Below are some records: retype them all exactly, but not the pictures.

● ● ●

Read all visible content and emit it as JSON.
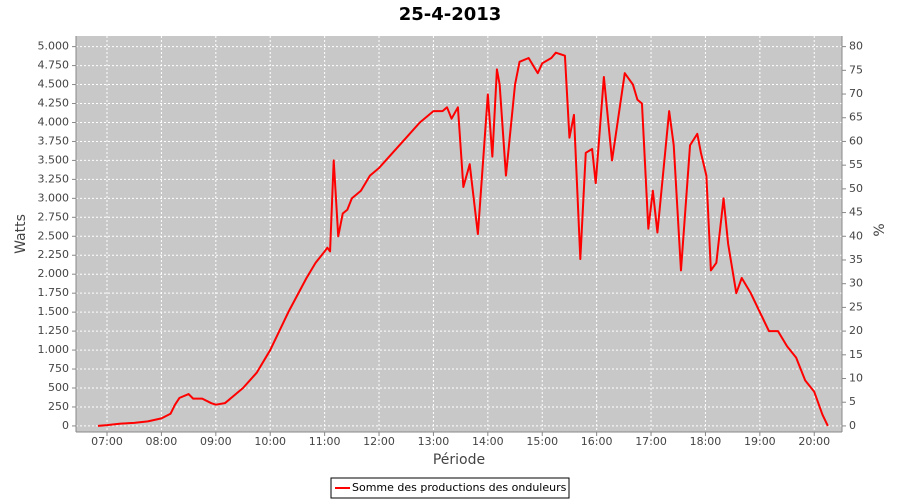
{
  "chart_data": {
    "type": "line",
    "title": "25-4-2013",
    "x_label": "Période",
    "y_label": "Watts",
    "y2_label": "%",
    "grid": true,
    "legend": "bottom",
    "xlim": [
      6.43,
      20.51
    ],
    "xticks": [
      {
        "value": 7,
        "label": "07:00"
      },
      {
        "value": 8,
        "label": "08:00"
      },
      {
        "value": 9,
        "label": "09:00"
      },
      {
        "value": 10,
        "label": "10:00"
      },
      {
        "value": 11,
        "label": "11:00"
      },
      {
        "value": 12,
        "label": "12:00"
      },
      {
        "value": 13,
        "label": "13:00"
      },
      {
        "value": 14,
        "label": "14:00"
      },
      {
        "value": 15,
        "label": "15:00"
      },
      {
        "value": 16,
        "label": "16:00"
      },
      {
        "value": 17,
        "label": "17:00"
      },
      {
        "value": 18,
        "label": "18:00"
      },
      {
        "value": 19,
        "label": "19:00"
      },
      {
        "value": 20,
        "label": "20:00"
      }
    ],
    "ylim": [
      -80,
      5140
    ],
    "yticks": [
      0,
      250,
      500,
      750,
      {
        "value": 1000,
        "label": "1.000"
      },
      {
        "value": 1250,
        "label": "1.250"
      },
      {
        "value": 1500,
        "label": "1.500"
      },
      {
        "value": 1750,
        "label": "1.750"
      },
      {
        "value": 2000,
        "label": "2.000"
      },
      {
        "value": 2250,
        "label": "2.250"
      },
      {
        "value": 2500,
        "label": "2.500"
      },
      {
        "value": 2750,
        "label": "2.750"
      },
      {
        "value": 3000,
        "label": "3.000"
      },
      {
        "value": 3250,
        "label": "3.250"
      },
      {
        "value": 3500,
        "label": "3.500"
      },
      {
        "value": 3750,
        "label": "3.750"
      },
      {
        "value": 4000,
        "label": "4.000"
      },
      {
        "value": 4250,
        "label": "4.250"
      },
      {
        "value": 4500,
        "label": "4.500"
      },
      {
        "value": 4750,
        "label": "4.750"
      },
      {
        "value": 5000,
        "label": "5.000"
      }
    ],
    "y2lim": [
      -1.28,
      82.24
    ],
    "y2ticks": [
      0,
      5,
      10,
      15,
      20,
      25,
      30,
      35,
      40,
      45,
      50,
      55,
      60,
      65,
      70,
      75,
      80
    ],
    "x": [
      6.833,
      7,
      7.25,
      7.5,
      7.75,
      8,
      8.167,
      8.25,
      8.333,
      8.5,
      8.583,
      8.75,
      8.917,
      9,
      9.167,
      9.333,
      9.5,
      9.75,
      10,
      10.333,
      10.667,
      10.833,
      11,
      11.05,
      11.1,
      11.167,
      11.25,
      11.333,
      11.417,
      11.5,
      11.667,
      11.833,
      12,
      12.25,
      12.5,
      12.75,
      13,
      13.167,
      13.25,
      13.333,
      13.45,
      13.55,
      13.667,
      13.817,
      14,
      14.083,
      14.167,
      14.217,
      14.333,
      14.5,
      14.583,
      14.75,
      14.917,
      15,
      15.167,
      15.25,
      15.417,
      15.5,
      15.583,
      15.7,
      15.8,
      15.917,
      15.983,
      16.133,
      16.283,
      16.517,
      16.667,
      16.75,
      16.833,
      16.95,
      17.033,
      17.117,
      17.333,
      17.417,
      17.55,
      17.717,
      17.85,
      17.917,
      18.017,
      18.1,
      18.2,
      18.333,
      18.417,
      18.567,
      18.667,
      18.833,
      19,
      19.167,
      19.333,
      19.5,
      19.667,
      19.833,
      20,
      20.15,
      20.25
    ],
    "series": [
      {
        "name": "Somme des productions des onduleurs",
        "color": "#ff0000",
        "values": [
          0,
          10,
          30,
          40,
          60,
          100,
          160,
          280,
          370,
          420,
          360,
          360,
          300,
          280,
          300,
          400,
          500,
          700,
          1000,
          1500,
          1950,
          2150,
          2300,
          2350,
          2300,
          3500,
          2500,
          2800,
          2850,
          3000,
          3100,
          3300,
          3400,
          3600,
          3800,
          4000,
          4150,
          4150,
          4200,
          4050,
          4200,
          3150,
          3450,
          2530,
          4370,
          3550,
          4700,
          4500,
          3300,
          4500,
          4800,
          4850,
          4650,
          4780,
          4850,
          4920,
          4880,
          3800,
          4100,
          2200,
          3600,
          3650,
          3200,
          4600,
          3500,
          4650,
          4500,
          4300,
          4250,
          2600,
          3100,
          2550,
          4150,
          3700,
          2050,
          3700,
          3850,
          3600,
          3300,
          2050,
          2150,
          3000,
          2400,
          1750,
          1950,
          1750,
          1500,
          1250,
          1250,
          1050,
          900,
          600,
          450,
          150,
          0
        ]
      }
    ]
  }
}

● ● ●

Correct result:
Read all visible content and emit it as JSON.
{
  "chart_data": {
    "type": "line",
    "title": "25-4-2013",
    "x_label": "Période",
    "y_label": "Watts",
    "y2_label": "%",
    "grid": true,
    "legend": "bottom",
    "xlim": [
      6.43,
      20.51
    ],
    "xticks": [
      {
        "value": 7,
        "label": "07:00"
      },
      {
        "value": 8,
        "label": "08:00"
      },
      {
        "value": 9,
        "label": "09:00"
      },
      {
        "value": 10,
        "label": "10:00"
      },
      {
        "value": 11,
        "label": "11:00"
      },
      {
        "value": 12,
        "label": "12:00"
      },
      {
        "value": 13,
        "label": "13:00"
      },
      {
        "value": 14,
        "label": "14:00"
      },
      {
        "value": 15,
        "label": "15:00"
      },
      {
        "value": 16,
        "label": "16:00"
      },
      {
        "value": 17,
        "label": "17:00"
      },
      {
        "value": 18,
        "label": "18:00"
      },
      {
        "value": 19,
        "label": "19:00"
      },
      {
        "value": 20,
        "label": "20:00"
      }
    ],
    "ylim": [
      -80,
      5140
    ],
    "yticks": [
      0,
      250,
      500,
      750,
      {
        "value": 1000,
        "label": "1.000"
      },
      {
        "value": 1250,
        "label": "1.250"
      },
      {
        "value": 1500,
        "label": "1.500"
      },
      {
        "value": 1750,
        "label": "1.750"
      },
      {
        "value": 2000,
        "label": "2.000"
      },
      {
        "value": 2250,
        "label": "2.250"
      },
      {
        "value": 2500,
        "label": "2.500"
      },
      {
        "value": 2750,
        "label": "2.750"
      },
      {
        "value": 3000,
        "label": "3.000"
      },
      {
        "value": 3250,
        "label": "3.250"
      },
      {
        "value": 3500,
        "label": "3.500"
      },
      {
        "value": 3750,
        "label": "3.750"
      },
      {
        "value": 4000,
        "label": "4.000"
      },
      {
        "value": 4250,
        "label": "4.250"
      },
      {
        "value": 4500,
        "label": "4.500"
      },
      {
        "value": 4750,
        "label": "4.750"
      },
      {
        "value": 5000,
        "label": "5.000"
      }
    ],
    "y2lim": [
      -1.28,
      82.24
    ],
    "y2ticks": [
      0,
      5,
      10,
      15,
      20,
      25,
      30,
      35,
      40,
      45,
      50,
      55,
      60,
      65,
      70,
      75,
      80
    ],
    "x": [
      6.833,
      7,
      7.25,
      7.5,
      7.75,
      8,
      8.167,
      8.25,
      8.333,
      8.5,
      8.583,
      8.75,
      8.917,
      9,
      9.167,
      9.333,
      9.5,
      9.75,
      10,
      10.333,
      10.667,
      10.833,
      11,
      11.05,
      11.1,
      11.167,
      11.25,
      11.333,
      11.417,
      11.5,
      11.667,
      11.833,
      12,
      12.25,
      12.5,
      12.75,
      13,
      13.167,
      13.25,
      13.333,
      13.45,
      13.55,
      13.667,
      13.817,
      14,
      14.083,
      14.167,
      14.217,
      14.333,
      14.5,
      14.583,
      14.75,
      14.917,
      15,
      15.167,
      15.25,
      15.417,
      15.5,
      15.583,
      15.7,
      15.8,
      15.917,
      15.983,
      16.133,
      16.283,
      16.517,
      16.667,
      16.75,
      16.833,
      16.95,
      17.033,
      17.117,
      17.333,
      17.417,
      17.55,
      17.717,
      17.85,
      17.917,
      18.017,
      18.1,
      18.2,
      18.333,
      18.417,
      18.567,
      18.667,
      18.833,
      19,
      19.167,
      19.333,
      19.5,
      19.667,
      19.833,
      20,
      20.15,
      20.25
    ],
    "series": [
      {
        "name": "Somme des productions des onduleurs",
        "color": "#ff0000",
        "values": [
          0,
          10,
          30,
          40,
          60,
          100,
          160,
          280,
          370,
          420,
          360,
          360,
          300,
          280,
          300,
          400,
          500,
          700,
          1000,
          1500,
          1950,
          2150,
          2300,
          2350,
          2300,
          3500,
          2500,
          2800,
          2850,
          3000,
          3100,
          3300,
          3400,
          3600,
          3800,
          4000,
          4150,
          4150,
          4200,
          4050,
          4200,
          3150,
          3450,
          2530,
          4370,
          3550,
          4700,
          4500,
          3300,
          4500,
          4800,
          4850,
          4650,
          4780,
          4850,
          4920,
          4880,
          3800,
          4100,
          2200,
          3600,
          3650,
          3200,
          4600,
          3500,
          4650,
          4500,
          4300,
          4250,
          2600,
          3100,
          2550,
          4150,
          3700,
          2050,
          3700,
          3850,
          3600,
          3300,
          2050,
          2150,
          3000,
          2400,
          1750,
          1950,
          1750,
          1500,
          1250,
          1250,
          1050,
          900,
          600,
          450,
          150,
          0
        ]
      }
    ]
  }
}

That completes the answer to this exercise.